==== Data shown

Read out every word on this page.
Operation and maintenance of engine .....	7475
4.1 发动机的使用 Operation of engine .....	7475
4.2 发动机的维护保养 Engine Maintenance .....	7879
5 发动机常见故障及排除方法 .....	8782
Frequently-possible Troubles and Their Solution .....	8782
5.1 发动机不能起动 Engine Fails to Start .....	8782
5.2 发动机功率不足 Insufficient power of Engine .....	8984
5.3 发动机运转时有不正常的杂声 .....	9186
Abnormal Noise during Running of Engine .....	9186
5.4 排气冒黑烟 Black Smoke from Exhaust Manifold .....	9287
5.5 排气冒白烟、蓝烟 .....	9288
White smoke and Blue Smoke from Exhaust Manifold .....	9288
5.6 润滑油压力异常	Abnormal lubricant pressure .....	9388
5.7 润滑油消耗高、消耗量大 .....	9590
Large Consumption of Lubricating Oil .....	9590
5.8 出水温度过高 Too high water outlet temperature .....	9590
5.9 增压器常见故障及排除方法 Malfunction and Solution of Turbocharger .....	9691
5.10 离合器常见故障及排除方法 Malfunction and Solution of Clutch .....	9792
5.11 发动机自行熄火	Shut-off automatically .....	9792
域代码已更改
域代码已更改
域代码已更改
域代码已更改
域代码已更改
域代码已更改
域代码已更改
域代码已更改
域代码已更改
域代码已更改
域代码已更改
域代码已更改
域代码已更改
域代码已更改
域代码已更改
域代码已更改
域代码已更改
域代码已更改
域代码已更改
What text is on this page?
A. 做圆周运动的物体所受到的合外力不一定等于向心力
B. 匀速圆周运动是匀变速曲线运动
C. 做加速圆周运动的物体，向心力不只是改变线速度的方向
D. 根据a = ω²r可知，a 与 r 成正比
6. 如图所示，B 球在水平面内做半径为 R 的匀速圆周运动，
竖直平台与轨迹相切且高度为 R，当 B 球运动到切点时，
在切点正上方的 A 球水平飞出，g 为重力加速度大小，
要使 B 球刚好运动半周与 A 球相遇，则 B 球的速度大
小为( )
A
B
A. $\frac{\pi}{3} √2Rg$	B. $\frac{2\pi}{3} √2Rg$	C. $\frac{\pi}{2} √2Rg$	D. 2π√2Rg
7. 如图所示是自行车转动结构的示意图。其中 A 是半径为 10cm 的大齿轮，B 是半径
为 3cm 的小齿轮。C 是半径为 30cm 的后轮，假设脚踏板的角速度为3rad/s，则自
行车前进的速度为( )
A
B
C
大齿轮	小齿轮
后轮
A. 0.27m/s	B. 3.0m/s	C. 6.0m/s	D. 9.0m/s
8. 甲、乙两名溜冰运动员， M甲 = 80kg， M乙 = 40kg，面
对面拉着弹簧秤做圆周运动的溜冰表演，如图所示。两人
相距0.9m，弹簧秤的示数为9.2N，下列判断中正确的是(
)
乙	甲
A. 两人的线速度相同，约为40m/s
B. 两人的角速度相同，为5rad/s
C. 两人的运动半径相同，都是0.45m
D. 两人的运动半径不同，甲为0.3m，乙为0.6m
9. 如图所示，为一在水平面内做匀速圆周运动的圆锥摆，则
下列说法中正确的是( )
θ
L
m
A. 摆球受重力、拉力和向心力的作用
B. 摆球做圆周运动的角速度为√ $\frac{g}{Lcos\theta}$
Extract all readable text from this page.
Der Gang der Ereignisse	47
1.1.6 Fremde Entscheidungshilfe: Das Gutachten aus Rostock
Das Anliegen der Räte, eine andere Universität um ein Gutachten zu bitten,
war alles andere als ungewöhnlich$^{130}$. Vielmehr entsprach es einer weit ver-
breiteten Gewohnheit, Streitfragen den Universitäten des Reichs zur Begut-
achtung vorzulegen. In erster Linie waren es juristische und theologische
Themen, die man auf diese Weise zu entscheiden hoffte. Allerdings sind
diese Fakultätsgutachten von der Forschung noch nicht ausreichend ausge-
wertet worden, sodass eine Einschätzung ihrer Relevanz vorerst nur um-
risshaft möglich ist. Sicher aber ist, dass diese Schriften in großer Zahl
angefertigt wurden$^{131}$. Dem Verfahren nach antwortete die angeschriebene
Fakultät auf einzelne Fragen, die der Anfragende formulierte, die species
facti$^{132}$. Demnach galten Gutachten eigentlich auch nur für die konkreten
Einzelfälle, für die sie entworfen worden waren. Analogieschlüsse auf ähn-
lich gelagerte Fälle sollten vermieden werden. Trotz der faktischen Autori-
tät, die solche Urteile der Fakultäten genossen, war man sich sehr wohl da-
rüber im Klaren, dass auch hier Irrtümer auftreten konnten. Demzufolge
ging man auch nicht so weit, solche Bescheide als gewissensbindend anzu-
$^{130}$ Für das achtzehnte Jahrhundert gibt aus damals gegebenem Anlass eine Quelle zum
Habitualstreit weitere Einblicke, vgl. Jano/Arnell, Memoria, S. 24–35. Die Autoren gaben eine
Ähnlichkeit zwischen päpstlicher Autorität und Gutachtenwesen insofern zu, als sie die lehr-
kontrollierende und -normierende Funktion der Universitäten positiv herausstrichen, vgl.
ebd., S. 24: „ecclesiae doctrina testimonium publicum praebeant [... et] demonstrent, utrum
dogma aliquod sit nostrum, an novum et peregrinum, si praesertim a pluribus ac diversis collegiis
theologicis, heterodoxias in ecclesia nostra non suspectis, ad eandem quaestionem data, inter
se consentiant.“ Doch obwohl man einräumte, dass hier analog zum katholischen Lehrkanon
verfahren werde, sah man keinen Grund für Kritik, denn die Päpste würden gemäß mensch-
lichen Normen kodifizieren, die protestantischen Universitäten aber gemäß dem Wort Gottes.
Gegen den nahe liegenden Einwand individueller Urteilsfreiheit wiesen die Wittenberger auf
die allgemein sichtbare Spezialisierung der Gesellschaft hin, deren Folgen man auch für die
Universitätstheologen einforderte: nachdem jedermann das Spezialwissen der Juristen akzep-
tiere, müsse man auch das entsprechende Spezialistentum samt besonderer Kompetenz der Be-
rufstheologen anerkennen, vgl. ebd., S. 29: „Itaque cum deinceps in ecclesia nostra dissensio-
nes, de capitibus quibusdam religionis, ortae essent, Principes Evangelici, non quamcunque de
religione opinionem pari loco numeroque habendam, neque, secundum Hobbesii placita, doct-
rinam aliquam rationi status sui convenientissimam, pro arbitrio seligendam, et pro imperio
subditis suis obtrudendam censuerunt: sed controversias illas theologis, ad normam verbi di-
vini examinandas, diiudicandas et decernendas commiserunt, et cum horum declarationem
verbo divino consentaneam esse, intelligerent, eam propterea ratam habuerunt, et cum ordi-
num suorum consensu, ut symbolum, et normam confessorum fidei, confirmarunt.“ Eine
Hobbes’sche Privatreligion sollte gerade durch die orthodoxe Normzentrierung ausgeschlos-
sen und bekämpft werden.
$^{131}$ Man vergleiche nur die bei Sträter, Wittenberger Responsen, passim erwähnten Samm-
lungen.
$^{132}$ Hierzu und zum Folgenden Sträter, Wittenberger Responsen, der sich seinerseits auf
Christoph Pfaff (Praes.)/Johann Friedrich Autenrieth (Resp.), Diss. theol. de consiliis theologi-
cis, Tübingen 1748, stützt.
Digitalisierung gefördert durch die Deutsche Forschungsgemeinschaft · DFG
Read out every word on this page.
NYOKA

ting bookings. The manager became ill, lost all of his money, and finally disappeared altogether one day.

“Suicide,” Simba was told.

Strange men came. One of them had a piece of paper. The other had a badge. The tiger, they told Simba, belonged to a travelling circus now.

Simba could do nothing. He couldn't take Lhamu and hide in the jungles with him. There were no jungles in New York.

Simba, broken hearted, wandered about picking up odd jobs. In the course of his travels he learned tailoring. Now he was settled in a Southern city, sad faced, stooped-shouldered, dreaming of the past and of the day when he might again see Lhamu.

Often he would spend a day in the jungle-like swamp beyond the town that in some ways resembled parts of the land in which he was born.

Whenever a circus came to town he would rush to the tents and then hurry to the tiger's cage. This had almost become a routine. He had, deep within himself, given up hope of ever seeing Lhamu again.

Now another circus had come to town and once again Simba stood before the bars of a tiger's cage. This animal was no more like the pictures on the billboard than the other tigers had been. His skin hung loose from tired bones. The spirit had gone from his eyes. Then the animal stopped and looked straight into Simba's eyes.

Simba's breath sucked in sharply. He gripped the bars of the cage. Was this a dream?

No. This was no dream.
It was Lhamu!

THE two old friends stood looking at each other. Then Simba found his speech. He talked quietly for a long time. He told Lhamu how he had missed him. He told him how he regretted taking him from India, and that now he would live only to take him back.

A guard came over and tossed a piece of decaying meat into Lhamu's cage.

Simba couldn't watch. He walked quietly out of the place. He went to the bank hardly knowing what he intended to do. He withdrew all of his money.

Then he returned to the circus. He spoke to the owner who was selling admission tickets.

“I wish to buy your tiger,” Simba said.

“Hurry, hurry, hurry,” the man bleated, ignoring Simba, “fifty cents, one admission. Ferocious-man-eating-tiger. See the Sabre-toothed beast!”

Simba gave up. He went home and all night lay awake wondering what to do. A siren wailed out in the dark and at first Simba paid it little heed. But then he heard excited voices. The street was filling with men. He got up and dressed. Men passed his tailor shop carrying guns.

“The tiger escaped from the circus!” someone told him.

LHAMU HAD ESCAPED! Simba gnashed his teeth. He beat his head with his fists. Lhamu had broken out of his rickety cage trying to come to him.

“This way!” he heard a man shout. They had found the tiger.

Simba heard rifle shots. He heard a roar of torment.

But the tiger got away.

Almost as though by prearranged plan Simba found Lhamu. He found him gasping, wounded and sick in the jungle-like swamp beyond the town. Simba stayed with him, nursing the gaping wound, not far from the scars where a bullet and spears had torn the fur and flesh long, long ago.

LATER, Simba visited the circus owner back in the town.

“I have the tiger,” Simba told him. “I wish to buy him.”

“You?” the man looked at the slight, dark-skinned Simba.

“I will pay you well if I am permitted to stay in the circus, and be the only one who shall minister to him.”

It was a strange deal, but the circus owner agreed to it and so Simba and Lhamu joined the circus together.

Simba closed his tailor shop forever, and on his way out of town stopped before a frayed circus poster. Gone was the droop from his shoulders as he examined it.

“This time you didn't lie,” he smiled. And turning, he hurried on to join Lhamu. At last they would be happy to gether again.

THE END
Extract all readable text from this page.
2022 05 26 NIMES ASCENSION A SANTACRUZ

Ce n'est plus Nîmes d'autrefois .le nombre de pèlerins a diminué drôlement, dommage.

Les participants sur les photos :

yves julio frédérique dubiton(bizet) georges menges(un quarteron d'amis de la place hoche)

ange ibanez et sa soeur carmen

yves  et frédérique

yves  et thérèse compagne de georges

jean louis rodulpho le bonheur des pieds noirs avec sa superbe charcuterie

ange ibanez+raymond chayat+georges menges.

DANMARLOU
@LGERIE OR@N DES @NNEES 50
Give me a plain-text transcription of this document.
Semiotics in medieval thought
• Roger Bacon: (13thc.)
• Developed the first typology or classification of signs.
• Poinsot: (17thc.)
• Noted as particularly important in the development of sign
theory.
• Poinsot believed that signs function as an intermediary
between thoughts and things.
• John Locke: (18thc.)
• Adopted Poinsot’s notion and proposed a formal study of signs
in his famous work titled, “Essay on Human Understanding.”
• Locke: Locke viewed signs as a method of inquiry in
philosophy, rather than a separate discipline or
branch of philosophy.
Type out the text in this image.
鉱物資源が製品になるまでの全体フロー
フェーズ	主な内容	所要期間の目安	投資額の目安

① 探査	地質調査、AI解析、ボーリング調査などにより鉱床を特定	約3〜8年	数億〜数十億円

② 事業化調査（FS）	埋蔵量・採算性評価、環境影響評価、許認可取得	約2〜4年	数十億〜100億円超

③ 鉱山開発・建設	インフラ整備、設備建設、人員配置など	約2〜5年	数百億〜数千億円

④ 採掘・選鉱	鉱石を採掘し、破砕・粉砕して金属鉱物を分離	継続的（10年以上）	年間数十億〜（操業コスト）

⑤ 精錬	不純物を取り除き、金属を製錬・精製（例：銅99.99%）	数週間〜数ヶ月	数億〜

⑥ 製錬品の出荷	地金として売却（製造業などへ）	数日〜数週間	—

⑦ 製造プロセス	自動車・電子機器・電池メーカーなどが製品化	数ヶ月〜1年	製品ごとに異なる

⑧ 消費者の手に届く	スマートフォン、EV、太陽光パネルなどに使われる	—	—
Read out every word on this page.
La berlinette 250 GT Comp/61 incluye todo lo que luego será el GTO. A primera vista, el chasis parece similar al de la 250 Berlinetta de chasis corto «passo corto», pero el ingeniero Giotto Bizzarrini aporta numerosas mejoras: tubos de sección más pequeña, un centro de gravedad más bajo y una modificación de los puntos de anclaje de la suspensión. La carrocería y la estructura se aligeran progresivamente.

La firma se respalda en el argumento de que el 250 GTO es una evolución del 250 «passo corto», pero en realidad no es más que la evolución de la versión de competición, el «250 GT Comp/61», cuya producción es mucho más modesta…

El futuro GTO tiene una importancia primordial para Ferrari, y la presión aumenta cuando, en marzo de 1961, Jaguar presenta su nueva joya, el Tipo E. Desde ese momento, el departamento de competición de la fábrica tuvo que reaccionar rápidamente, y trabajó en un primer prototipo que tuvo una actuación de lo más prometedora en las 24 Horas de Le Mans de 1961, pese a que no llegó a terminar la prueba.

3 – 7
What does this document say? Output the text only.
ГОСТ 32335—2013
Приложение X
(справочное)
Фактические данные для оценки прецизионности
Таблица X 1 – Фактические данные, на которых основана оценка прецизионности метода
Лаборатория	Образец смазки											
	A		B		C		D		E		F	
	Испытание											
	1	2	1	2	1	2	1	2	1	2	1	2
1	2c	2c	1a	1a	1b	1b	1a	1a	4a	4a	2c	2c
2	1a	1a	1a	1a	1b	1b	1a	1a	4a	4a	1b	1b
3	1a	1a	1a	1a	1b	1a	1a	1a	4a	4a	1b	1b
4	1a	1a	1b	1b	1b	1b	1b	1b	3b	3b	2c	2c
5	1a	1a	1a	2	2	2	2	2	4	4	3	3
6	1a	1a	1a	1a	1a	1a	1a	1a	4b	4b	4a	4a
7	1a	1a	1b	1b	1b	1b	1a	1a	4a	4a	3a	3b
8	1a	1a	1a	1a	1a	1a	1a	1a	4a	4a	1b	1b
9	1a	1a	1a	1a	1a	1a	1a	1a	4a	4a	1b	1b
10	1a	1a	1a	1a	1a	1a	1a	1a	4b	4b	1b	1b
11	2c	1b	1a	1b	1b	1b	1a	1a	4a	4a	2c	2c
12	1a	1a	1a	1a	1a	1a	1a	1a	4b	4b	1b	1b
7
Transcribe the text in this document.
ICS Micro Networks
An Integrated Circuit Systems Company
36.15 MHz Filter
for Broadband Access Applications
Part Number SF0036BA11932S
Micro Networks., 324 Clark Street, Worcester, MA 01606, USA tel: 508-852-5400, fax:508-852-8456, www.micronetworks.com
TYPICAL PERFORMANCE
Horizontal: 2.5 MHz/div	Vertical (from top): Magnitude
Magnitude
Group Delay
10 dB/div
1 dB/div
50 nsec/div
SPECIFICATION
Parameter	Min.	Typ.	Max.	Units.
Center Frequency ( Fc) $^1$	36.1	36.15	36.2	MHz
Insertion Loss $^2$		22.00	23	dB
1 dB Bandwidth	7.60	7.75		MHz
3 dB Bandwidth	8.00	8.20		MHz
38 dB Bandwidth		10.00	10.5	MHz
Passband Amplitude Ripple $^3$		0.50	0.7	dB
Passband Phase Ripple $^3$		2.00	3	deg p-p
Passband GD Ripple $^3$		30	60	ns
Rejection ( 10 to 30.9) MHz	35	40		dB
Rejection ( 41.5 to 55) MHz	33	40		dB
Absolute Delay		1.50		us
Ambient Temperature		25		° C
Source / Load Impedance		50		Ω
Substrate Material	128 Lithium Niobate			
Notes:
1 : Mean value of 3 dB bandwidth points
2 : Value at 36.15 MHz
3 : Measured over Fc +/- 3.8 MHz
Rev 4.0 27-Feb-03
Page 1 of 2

========

• _Task requirements_
Filter the entries above down to the lines containing the word "georges".

• _Answer to this exercise_
yves julio frédérique dubiton(bizet) georges menges(un quarteron d'amis de la place hoche)
yves  et thérèse compagne de georges
ange ibanez+raymond chayat+georges menges.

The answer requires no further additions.